PROBLEM: Without altering anything, repeat each of the records.

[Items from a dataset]
+===+
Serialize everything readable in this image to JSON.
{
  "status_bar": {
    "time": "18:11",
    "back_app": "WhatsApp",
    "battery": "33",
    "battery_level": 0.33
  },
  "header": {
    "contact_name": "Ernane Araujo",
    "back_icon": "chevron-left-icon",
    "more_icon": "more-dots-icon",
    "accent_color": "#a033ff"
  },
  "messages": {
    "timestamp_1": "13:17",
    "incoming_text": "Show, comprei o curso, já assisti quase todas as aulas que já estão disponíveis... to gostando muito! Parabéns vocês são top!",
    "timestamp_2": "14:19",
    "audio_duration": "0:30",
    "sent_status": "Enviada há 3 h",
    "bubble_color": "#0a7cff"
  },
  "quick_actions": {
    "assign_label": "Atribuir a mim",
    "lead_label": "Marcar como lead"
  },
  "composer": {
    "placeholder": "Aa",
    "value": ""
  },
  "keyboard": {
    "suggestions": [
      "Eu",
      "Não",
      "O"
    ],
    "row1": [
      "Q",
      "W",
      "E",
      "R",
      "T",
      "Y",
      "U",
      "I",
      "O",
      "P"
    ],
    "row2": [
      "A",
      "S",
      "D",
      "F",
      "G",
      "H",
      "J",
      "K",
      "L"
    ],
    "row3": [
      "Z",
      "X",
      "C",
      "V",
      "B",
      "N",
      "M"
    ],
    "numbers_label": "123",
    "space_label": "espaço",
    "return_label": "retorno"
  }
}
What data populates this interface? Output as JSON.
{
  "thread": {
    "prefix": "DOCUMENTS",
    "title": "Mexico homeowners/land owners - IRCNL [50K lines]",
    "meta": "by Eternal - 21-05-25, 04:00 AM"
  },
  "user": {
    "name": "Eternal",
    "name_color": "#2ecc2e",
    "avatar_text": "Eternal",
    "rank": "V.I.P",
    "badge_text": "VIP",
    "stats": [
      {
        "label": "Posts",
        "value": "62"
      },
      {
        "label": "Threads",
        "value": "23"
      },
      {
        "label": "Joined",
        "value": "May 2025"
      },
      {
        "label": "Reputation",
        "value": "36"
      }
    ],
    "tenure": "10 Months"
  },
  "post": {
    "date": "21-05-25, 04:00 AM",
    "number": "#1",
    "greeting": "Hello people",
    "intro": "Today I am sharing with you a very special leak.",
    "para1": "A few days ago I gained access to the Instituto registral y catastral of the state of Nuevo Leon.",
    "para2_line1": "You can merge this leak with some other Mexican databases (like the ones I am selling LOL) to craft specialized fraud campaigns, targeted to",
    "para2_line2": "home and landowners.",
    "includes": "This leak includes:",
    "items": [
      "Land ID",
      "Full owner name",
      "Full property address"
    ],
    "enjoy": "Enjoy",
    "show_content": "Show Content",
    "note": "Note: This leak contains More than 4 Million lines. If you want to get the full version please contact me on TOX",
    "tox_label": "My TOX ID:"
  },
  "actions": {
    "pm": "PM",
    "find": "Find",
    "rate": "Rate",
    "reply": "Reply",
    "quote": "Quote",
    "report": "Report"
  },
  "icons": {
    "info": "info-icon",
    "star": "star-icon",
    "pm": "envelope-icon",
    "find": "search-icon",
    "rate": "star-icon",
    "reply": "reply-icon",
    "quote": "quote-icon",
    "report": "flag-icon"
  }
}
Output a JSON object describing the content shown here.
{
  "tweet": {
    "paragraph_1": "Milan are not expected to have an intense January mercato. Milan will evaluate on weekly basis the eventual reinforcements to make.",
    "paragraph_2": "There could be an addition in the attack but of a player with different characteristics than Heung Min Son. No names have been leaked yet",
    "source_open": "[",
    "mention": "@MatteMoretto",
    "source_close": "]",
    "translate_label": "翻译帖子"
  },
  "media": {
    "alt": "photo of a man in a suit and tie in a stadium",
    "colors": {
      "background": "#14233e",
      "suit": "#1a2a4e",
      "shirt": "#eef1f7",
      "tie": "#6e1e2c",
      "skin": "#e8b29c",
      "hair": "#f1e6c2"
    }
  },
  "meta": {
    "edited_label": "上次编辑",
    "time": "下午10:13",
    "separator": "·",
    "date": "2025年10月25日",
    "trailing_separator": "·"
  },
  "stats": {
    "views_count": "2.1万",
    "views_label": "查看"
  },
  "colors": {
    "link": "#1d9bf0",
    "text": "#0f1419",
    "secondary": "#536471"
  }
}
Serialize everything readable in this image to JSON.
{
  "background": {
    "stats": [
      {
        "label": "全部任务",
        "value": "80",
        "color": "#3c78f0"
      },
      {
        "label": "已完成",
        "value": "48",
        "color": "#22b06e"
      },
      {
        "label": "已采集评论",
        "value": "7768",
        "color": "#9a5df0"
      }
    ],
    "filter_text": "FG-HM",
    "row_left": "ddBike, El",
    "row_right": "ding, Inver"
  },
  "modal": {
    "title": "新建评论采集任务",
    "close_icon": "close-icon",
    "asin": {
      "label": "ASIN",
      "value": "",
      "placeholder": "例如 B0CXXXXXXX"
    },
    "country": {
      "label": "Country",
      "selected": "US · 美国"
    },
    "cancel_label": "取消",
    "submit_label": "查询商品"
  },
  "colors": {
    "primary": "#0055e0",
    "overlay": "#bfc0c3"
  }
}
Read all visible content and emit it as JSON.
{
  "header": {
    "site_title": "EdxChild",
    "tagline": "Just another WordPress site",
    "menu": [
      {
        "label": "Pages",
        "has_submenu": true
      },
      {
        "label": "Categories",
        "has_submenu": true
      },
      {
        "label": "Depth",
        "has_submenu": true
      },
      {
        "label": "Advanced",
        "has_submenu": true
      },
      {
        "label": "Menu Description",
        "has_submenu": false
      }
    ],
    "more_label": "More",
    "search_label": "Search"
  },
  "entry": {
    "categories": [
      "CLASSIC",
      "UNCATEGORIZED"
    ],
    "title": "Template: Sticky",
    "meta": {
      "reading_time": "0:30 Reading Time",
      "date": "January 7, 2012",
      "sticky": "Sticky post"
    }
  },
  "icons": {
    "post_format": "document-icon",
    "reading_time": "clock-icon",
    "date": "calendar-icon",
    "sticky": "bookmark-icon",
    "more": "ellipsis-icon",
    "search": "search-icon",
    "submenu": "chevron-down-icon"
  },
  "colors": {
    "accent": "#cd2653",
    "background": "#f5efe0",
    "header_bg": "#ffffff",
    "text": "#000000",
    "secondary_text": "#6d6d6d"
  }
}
+===+
THE SOLUTION:
Serialize everything readable in this image to JSON.
{
  "status_bar": {
    "time": "18:11",
    "back_app": "WhatsApp",
    "battery": "33",
    "battery_level": 0.33
  },
  "header": {
    "contact_name": "Ernane Araujo",
    "back_icon": "chevron-left-icon",
    "more_icon": "more-dots-icon",
    "accent_color": "#a033ff"
  },
  "messages": {
    "timestamp_1": "13:17",
    "incoming_text": "Show, comprei o curso, já assisti quase todas as aulas que já estão disponíveis... to gostando muito! Parabéns vocês são top!",
    "timestamp_2": "14:19",
    "audio_duration": "0:30",
    "sent_status": "Enviada há 3 h",
    "bubble_color": "#0a7cff"
  },
  "quick_actions": {
    "assign_label": "Atribuir a mim",
    "lead_label": "Marcar como lead"
  },
  "composer": {
    "placeholder": "Aa",
    "value": ""
  },
  "keyboard": {
    "suggestions": [
      "Eu",
      "Não",
      "O"
    ],
    "row1": [
      "Q",
      "W",
      "E",
      "R",
      "T",
      "Y",
      "U",
      "I",
      "O",
      "P"
    ],
    "row2": [
      "A",
      "S",
      "D",
      "F",
      "G",
      "H",
      "J",
      "K",
      "L"
    ],
    "row3": [
      "Z",
      "X",
      "C",
      "V",
      "B",
      "N",
      "M"
    ],
    "numbers_label": "123",
    "space_label": "espaço",
    "return_label": "retorno"
  }
}
What data populates this interface? Output as JSON.
{
  "thread": {
    "prefix": "DOCUMENTS",
    "title": "Mexico homeowners/land owners - IRCNL [50K lines]",
    "meta": "by Eternal - 21-05-25, 04:00 AM"
  },
  "user": {
    "name": "Eternal",
    "name_color": "#2ecc2e",
    "avatar_text": "Eternal",
    "rank": "V.I.P",
    "badge_text": "VIP",
    "stats": [
      {
        "label": "Posts",
        "value": "62"
      },
      {
        "label": "Threads",
        "value": "23"
      },
      {
        "label": "Joined",
        "value": "May 2025"
      },
      {
        "label": "Reputation",
        "value": "36"
      }
    ],
    "tenure": "10 Months"
  },
  "post": {
    "date": "21-05-25, 04:00 AM",
    "number": "#1",
    "greeting": "Hello people",
    "intro": "Today I am sharing with you a very special leak.",
    "para1": "A few days ago I gained access to the Instituto registral y catastral of the state of Nuevo Leon.",
    "para2_line1": "You can merge this leak with some other Mexican databases (like the ones I am selling LOL) to craft specialized fraud campaigns, targeted to",
    "para2_line2": "home and landowners.",
    "includes": "This leak includes:",
    "items": [
      "Land ID",
      "Full owner name",
      "Full property address"
    ],
    "enjoy": "Enjoy",
    "show_content": "Show Content",
    "note": "Note: This leak contains More than 4 Million lines. If you want to get the full version please contact me on TOX",
    "tox_label": "My TOX ID:"
  },
  "actions": {
    "pm": "PM",
    "find": "Find",
    "rate": "Rate",
    "reply": "Reply",
    "quote": "Quote",
    "report": "Report"
  },
  "icons": {
    "info": "info-icon",
    "star": "star-icon",
    "pm": "envelope-icon",
    "find": "search-icon",
    "rate": "star-icon",
    "reply": "reply-icon",
    "quote": "quote-icon",
    "report": "flag-icon"
  }
}
Output a JSON object describing the content shown here.
{
  "tweet": {
    "paragraph_1": "Milan are not expected to have an intense January mercato. Milan will evaluate on weekly basis the eventual reinforcements to make.",
    "paragraph_2": "There could be an addition in the attack but of a player with different characteristics than Heung Min Son. No names have been leaked yet",
    "source_open": "[",
    "mention": "@MatteMoretto",
    "source_close": "]",
    "translate_label": "翻译帖子"
  },
  "media": {
    "alt": "photo of a man in a suit and tie in a stadium",
    "colors": {
      "background": "#14233e",
      "suit": "#1a2a4e",
      "shirt": "#eef1f7",
      "tie": "#6e1e2c",
      "skin": "#e8b29c",
      "hair": "#f1e6c2"
    }
  },
  "meta": {
    "edited_label": "上次编辑",
    "time": "下午10:13",
    "separator": "·",
    "date": "2025年10月25日",
    "trailing_separator": "·"
  },
  "stats": {
    "views_count": "2.1万",
    "views_label": "查看"
  },
  "colors": {
    "link": "#1d9bf0",
    "text": "#0f1419",
    "secondary": "#536471"
  }
}
Serialize everything readable in this image to JSON.
{
  "background": {
    "stats": [
      {
        "label": "全部任务",
        "value": "80",
        "color": "#3c78f0"
      },
      {
        "label": "已完成",
        "value": "48",
        "color": "#22b06e"
      },
      {
        "label": "已采集评论",
        "value": "7768",
        "color": "#9a5df0"
      }
    ],
    "filter_text": "FG-HM",
    "row_left": "ddBike, El",
    "row_right": "ding, Inver"
  },
  "modal": {
    "title": "新建评论采集任务",
    "close_icon": "close-icon",
    "asin": {
      "label": "ASIN",
      "value": "",
      "placeholder": "例如 B0CXXXXXXX"
    },
    "country": {
      "label": "Country",
      "selected": "US · 美国"
    },
    "cancel_label": "取消",
    "submit_label": "查询商品"
  },
  "colors": {
    "primary": "#0055e0",
    "overlay": "#bfc0c3"
  }
}
Read all visible content and emit it as JSON.
{
  "header": {
    "site_title": "EdxChild",
    "tagline": "Just another WordPress site",
    "menu": [
      {
        "label": "Pages",
        "has_submenu": true
      },
      {
        "label": "Categories",
        "has_submenu": true
      },
      {
        "label": "Depth",
        "has_submenu": true
      },
      {
        "label": "Advanced",
        "has_submenu": true
      },
      {
        "label": "Menu Description",
        "has_submenu": false
      }
    ],
    "more_label": "More",
    "search_label": "Search"
  },
  "entry": {
    "categories": [
      "CLASSIC",
      "UNCATEGORIZED"
    ],
    "title": "Template: Sticky",
    "meta": {
      "reading_time": "0:30 Reading Time",
      "date": "January 7, 2012",
      "sticky": "Sticky post"
    }
  },
  "icons": {
    "post_format": "document-icon",
    "reading_time": "clock-icon",
    "date": "calendar-icon",
    "sticky": "bookmark-icon",
    "more": "ellipsis-icon",
    "search": "search-icon",
    "submenu": "chevron-down-icon"
  },
  "colors": {
    "accent": "#cd2653",
    "background": "#f5efe0",
    "header_bg": "#ffffff",
    "text": "#000000",
    "secondary_text": "#6d6d6d"
  }
}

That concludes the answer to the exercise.